> _Data records_
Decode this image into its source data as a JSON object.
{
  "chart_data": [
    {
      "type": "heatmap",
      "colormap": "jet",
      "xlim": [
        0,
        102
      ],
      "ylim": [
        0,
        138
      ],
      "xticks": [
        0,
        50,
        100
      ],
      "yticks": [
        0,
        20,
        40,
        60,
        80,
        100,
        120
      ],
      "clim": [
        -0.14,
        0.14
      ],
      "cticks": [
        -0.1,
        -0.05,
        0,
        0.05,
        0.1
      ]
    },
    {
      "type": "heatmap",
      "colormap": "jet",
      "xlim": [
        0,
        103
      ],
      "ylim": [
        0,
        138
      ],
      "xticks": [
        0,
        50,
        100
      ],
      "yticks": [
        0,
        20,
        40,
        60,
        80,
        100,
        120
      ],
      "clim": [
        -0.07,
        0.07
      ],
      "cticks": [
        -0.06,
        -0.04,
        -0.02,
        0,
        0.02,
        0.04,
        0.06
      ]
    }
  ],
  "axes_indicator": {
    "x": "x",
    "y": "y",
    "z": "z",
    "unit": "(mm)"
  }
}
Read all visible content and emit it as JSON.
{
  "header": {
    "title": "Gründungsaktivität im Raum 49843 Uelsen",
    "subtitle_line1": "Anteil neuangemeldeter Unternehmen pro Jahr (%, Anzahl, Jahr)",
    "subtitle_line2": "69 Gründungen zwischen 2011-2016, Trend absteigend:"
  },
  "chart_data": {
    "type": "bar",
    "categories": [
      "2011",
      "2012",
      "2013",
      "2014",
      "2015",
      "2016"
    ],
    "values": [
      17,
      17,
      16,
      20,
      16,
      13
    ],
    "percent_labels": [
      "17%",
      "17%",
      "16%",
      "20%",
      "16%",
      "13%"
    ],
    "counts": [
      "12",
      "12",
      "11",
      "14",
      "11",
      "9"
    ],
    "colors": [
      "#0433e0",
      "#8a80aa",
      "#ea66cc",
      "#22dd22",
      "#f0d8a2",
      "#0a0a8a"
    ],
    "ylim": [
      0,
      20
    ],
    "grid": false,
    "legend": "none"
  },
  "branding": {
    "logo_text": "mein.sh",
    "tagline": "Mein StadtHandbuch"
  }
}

> _The problem_
Every entry above should be retyped exactly as shown.

> _Answer_
Decode this image into its source data as a JSON object.
{
  "chart_data": [
    {
      "type": "heatmap",
      "colormap": "jet",
      "xlim": [
        0,
        102
      ],
      "ylim": [
        0,
        138
      ],
      "xticks": [
        0,
        50,
        100
      ],
      "yticks": [
        0,
        20,
        40,
        60,
        80,
        100,
        120
      ],
      "clim": [
        -0.14,
        0.14
      ],
      "cticks": [
        -0.1,
        -0.05,
        0,
        0.05,
        0.1
      ]
    },
    {
      "type": "heatmap",
      "colormap": "jet",
      "xlim": [
        0,
        103
      ],
      "ylim": [
        0,
        138
      ],
      "xticks": [
        0,
        50,
        100
      ],
      "yticks": [
        0,
        20,
        40,
        60,
        80,
        100,
        120
      ],
      "clim": [
        -0.07,
        0.07
      ],
      "cticks": [
        -0.06,
        -0.04,
        -0.02,
        0,
        0.02,
        0.04,
        0.06
      ]
    }
  ],
  "axes_indicator": {
    "x": "x",
    "y": "y",
    "z": "z",
    "unit": "(mm)"
  }
}
Read all visible content and emit it as JSON.
{
  "header": {
    "title": "Gründungsaktivität im Raum 49843 Uelsen",
    "subtitle_line1": "Anteil neuangemeldeter Unternehmen pro Jahr (%, Anzahl, Jahr)",
    "subtitle_line2": "69 Gründungen zwischen 2011-2016, Trend absteigend:"
  },
  "chart_data": {
    "type": "bar",
    "categories": [
      "2011",
      "2012",
      "2013",
      "2014",
      "2015",
      "2016"
    ],
    "values": [
      17,
      17,
      16,
      20,
      16,
      13
    ],
    "percent_labels": [
      "17%",
      "17%",
      "16%",
      "20%",
      "16%",
      "13%"
    ],
    "counts": [
      "12",
      "12",
      "11",
      "14",
      "11",
      "9"
    ],
    "colors": [
      "#0433e0",
      "#8a80aa",
      "#ea66cc",
      "#22dd22",
      "#f0d8a2",
      "#0a0a8a"
    ],
    "ylim": [
      0,
      20
    ],
    "grid": false,
    "legend": "none"
  },
  "branding": {
    "logo_text": "mein.sh",
    "tagline": "Mein StadtHandbuch"
  }
}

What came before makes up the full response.